• Objective: How many lines in the records below contain the word "difficult"? Give only the number.

• Record list:
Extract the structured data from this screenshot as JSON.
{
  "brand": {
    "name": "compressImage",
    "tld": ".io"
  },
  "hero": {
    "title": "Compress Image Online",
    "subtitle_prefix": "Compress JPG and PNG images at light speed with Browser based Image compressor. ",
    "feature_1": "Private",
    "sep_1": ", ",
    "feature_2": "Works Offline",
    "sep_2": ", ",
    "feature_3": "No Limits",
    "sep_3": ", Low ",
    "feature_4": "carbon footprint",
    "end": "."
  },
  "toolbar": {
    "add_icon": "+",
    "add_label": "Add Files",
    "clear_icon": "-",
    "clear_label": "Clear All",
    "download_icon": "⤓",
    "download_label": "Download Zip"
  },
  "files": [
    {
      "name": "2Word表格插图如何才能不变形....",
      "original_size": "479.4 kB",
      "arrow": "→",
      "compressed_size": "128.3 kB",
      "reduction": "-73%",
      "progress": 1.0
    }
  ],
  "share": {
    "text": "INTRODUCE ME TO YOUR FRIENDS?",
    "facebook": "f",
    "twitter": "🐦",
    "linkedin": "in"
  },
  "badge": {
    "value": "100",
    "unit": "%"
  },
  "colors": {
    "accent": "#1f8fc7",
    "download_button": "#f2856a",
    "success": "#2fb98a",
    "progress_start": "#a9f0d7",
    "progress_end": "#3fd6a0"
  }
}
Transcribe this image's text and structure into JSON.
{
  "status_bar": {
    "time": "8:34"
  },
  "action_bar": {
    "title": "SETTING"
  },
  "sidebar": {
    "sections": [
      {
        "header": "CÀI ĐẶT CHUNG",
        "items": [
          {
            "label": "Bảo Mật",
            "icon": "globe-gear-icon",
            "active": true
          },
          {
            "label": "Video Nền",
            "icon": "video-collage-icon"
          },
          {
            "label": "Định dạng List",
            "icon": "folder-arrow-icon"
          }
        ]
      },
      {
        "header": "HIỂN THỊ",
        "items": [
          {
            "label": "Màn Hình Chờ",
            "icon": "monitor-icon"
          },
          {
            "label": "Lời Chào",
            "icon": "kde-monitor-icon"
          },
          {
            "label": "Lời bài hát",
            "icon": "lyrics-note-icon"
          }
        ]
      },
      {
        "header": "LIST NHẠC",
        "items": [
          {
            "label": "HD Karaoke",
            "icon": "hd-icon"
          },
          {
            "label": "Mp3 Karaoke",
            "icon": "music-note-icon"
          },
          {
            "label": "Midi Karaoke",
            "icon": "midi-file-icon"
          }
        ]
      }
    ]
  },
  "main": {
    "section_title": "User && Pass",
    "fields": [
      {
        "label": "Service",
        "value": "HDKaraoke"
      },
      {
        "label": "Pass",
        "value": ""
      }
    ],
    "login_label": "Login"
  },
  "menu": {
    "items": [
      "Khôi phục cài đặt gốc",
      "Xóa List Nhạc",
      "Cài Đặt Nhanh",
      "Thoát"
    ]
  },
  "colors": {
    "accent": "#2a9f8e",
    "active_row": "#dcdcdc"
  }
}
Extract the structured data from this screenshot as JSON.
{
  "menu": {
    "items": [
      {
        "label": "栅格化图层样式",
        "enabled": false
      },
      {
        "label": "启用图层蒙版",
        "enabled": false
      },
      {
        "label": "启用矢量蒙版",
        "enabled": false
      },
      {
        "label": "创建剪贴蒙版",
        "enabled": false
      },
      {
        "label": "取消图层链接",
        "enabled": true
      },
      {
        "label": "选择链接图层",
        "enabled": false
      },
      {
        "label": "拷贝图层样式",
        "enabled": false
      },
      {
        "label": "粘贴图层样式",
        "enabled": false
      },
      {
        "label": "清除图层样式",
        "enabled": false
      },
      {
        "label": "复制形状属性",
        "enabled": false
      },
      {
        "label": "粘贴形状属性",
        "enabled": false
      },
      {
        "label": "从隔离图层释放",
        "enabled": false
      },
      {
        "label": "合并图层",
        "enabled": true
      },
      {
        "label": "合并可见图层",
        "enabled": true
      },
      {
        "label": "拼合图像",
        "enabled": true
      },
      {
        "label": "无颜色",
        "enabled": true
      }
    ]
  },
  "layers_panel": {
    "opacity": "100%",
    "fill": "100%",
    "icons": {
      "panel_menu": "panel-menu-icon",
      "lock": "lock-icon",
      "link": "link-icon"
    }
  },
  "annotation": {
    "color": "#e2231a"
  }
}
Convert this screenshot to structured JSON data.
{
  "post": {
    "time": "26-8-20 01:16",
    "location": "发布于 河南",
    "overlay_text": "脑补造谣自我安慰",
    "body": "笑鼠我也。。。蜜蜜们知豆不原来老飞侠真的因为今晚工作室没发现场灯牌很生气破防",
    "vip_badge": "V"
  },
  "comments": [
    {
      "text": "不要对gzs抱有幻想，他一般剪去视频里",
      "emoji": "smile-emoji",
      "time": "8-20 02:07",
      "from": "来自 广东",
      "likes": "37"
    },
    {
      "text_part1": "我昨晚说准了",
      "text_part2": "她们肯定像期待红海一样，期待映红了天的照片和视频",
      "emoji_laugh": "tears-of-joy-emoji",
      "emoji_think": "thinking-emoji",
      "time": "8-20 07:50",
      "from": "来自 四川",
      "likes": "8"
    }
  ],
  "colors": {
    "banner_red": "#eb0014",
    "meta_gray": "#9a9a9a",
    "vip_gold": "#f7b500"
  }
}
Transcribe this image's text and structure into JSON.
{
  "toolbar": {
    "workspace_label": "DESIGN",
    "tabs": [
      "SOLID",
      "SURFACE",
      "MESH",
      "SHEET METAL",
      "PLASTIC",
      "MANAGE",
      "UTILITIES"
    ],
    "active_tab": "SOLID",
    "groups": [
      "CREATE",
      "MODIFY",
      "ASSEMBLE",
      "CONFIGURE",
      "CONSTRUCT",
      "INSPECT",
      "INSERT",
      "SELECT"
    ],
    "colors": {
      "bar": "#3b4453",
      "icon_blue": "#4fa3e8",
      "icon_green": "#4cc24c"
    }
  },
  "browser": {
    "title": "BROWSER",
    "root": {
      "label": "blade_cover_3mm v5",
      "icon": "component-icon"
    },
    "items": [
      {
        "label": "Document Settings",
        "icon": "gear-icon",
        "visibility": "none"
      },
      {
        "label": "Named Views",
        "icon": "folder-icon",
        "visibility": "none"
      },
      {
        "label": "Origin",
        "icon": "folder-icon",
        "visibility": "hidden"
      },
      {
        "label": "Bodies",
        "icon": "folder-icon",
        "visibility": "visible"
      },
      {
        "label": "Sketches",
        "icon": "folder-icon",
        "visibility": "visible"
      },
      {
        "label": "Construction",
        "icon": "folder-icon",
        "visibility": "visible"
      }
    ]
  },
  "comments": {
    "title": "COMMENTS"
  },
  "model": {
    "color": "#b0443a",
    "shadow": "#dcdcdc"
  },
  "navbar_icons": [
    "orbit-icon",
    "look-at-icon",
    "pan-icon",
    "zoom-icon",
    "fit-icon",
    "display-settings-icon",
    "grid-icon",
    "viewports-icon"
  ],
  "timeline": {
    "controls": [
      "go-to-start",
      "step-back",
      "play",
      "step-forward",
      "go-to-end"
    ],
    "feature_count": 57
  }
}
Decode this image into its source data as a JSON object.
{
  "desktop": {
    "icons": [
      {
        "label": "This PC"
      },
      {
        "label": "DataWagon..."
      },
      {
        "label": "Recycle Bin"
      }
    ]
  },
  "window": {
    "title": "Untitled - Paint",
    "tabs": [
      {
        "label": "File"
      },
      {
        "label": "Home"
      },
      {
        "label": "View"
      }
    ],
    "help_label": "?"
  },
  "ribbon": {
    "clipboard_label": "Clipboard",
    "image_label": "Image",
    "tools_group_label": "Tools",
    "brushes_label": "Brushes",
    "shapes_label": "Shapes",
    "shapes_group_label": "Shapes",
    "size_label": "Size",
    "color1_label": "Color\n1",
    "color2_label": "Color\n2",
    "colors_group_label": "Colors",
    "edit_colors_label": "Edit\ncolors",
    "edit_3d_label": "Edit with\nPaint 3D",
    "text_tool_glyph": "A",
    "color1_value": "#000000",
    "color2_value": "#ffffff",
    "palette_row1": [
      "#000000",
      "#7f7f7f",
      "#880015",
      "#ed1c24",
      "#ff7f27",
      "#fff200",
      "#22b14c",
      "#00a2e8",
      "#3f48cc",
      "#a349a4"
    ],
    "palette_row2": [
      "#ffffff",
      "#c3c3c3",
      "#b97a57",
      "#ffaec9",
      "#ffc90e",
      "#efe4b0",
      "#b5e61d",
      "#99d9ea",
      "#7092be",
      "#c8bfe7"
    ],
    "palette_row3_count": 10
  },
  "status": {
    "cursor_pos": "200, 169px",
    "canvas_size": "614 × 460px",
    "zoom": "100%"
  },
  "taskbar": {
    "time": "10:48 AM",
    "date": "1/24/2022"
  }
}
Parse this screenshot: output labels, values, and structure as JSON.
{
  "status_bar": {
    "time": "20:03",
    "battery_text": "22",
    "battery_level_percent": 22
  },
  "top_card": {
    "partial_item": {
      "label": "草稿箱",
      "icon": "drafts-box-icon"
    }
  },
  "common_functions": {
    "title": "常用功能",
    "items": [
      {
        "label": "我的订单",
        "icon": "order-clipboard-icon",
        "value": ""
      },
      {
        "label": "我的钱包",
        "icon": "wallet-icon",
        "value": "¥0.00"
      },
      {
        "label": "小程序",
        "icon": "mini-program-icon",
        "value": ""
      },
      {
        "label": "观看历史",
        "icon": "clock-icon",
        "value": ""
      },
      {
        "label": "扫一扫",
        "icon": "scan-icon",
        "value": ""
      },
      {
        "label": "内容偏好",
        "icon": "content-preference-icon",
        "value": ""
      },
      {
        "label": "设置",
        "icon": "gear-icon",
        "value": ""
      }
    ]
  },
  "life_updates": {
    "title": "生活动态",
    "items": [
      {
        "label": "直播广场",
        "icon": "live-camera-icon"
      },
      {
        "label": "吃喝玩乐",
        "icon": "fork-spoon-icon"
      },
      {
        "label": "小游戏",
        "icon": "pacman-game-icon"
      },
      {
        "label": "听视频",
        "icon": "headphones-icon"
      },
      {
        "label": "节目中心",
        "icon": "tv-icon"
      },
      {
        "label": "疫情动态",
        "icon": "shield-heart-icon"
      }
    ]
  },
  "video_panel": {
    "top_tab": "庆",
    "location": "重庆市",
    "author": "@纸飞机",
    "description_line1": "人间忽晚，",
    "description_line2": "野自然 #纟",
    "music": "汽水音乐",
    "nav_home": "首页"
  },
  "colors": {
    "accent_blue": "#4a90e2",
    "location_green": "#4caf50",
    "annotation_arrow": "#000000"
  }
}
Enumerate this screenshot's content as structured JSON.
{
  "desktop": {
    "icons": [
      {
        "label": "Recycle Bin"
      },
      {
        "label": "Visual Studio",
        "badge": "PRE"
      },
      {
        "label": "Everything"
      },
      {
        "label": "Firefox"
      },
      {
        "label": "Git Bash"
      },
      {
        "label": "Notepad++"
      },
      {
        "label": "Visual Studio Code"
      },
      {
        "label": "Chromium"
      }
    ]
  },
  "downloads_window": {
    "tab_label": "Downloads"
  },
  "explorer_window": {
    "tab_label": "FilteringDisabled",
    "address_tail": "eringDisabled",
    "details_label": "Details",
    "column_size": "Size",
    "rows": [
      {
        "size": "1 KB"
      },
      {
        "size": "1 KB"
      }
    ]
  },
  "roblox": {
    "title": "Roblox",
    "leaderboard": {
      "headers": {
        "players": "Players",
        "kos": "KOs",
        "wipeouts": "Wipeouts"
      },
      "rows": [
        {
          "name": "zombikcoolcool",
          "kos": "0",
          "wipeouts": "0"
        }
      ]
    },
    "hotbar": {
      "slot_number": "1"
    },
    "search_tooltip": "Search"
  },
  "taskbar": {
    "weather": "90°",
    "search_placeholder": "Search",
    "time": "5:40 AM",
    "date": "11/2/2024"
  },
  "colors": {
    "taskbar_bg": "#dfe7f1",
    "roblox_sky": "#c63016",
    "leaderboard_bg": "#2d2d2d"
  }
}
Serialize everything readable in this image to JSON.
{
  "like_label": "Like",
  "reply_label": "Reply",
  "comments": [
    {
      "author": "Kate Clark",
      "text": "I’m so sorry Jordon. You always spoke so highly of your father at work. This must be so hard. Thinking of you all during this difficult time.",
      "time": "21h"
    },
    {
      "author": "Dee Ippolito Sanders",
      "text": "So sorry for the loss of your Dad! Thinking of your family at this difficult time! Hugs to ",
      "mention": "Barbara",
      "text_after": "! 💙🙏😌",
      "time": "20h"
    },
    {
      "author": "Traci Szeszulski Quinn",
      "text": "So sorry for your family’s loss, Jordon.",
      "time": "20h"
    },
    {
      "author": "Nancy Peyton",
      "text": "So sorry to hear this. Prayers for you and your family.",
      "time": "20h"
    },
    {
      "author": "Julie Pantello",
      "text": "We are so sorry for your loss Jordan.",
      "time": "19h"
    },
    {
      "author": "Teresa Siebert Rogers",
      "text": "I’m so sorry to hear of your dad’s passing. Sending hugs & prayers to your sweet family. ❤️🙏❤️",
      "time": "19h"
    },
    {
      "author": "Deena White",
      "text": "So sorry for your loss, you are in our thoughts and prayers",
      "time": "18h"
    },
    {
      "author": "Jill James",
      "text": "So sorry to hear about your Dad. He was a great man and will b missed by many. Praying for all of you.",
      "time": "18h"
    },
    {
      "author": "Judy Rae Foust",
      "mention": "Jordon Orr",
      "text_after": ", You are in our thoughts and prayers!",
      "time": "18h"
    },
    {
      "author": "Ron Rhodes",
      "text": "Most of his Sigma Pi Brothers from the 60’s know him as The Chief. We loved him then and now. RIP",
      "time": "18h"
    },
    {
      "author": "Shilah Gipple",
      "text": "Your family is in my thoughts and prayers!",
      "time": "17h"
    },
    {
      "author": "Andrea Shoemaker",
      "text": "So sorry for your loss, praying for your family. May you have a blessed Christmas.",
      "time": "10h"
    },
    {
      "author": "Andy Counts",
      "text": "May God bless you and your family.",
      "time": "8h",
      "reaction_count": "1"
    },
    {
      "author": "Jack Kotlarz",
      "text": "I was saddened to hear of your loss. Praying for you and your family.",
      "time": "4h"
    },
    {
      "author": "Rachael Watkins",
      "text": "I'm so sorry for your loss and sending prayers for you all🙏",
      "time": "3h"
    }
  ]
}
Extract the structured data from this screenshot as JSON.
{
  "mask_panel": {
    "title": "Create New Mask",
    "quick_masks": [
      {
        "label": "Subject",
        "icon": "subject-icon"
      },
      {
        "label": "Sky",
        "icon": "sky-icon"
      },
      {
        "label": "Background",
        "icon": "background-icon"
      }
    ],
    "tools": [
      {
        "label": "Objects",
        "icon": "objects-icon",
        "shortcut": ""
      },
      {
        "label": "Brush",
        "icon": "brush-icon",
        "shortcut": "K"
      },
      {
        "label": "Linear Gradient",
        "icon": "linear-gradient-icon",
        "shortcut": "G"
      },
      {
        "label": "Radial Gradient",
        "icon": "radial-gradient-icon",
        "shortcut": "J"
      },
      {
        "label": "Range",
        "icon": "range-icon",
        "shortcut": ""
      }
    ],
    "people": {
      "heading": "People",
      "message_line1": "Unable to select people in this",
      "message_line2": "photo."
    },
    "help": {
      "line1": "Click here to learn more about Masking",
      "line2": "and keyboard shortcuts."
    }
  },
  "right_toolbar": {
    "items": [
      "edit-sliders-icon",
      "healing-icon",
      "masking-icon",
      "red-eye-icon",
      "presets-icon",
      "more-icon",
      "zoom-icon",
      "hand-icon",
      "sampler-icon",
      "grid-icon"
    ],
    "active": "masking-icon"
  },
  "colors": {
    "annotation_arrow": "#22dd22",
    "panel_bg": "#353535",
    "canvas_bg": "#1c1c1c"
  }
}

• Output for this task: 2